What is required: Retype all of the data exactly as given.

[Start of Data provided]

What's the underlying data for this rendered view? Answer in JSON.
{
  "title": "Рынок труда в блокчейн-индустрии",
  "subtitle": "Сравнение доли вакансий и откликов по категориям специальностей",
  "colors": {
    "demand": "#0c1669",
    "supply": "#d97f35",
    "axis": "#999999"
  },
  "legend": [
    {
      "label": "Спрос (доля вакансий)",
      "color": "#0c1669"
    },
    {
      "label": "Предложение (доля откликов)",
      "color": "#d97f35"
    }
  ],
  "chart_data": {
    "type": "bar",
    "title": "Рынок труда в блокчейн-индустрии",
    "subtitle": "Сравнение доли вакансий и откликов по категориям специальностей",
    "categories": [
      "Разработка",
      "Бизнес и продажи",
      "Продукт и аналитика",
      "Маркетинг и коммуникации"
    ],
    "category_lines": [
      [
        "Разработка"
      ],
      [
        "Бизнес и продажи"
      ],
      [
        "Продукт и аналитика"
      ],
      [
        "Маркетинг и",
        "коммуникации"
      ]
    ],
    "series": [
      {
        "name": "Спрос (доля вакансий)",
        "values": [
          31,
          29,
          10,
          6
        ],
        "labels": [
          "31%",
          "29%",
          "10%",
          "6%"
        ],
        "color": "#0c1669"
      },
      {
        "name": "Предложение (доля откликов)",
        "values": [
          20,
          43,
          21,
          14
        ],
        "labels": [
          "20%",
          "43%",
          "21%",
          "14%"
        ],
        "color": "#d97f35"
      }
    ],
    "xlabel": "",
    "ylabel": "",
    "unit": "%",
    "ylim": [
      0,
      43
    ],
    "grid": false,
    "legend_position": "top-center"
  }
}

[End of Data provided]

Final result:
What's the underlying data for this rendered view? Answer in JSON.
{
  "title": "Рынок труда в блокчейн-индустрии",
  "subtitle": "Сравнение доли вакансий и откликов по категориям специальностей",
  "colors": {
    "demand": "#0c1669",
    "supply": "#d97f35",
    "axis": "#999999"
  },
  "legend": [
    {
      "label": "Спрос (доля вакансий)",
      "color": "#0c1669"
    },
    {
      "label": "Предложение (доля откликов)",
      "color": "#d97f35"
    }
  ],
  "chart_data": {
    "type": "bar",
    "title": "Рынок труда в блокчейн-индустрии",
    "subtitle": "Сравнение доли вакансий и откликов по категориям специальностей",
    "categories": [
      "Разработка",
      "Бизнес и продажи",
      "Продукт и аналитика",
      "Маркетинг и коммуникации"
    ],
    "category_lines": [
      [
        "Разработка"
      ],
      [
        "Бизнес и продажи"
      ],
      [
        "Продукт и аналитика"
      ],
      [
        "Маркетинг и",
        "коммуникации"
      ]
    ],
    "series": [
      {
        "name": "Спрос (доля вакансий)",
        "values": [
          31,
          29,
          10,
          6
        ],
        "labels": [
          "31%",
          "29%",
          "10%",
          "6%"
        ],
        "color": "#0c1669"
      },
      {
        "name": "Предложение (доля откликов)",
        "values": [
          20,
          43,
          21,
          14
        ],
        "labels": [
          "20%",
          "43%",
          "21%",
          "14%"
        ],
        "color": "#d97f35"
      }
    ],
    "xlabel": "",
    "ylabel": "",
    "unit": "%",
    "ylim": [
      0,
      43
    ],
    "grid": false,
    "legend_position": "top-center"
  }
}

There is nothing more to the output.